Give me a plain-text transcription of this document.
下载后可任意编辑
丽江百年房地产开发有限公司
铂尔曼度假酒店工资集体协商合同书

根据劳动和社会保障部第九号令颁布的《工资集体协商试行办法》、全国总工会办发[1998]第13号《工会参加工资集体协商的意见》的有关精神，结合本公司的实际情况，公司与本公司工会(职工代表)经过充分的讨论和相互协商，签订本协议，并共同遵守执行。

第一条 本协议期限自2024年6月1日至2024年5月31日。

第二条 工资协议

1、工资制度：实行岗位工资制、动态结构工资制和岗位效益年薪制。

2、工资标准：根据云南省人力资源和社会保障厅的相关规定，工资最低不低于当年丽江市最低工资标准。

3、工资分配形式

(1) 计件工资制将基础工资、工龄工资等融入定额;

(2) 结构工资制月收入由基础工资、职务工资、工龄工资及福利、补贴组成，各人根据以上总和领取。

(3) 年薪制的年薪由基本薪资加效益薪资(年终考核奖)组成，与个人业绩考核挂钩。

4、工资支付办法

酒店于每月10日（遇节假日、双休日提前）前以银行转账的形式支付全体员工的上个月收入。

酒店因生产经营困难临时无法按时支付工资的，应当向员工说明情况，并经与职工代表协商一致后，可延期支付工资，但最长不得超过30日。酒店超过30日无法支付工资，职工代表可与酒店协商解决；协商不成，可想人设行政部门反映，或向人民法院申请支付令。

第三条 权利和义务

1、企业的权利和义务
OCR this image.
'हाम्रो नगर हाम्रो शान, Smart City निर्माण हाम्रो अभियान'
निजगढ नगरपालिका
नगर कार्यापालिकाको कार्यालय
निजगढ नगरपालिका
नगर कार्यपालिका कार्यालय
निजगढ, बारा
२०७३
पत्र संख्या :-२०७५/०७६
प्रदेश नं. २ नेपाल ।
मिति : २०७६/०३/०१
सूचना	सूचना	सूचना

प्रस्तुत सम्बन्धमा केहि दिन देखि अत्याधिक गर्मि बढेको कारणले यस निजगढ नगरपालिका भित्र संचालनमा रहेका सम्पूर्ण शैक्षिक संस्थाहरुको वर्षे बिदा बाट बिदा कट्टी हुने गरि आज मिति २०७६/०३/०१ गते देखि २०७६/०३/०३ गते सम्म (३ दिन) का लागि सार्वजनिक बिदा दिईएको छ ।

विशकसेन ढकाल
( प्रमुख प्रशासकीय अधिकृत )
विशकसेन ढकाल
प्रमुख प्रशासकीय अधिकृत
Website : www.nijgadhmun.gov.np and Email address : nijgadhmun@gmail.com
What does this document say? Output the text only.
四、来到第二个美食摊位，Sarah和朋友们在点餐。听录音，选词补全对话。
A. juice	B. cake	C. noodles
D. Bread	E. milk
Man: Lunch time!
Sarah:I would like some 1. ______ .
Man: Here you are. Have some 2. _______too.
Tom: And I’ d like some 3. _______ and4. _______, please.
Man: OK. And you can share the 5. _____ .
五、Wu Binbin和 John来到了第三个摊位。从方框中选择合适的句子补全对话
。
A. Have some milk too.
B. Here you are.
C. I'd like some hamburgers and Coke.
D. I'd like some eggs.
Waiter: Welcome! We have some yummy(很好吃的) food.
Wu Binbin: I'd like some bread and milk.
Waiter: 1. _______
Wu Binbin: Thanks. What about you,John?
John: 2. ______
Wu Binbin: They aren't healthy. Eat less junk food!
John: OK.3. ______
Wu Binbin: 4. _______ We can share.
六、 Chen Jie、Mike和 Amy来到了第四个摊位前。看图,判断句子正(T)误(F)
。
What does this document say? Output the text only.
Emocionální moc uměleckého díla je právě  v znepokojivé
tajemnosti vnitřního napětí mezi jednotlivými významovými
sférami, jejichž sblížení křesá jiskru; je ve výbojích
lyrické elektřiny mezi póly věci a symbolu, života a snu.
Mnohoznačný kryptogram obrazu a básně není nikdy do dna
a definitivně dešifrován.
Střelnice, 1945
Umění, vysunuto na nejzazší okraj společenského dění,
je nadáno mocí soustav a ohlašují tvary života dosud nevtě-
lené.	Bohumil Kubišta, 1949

=======

Given exercise:
Scan the data above and copy every line with "food" in it.

Solution to the problem:
Waiter: Welcome! We have some yummy(很好吃的) food.
Wu Binbin: They aren't healthy. Eat less junk food!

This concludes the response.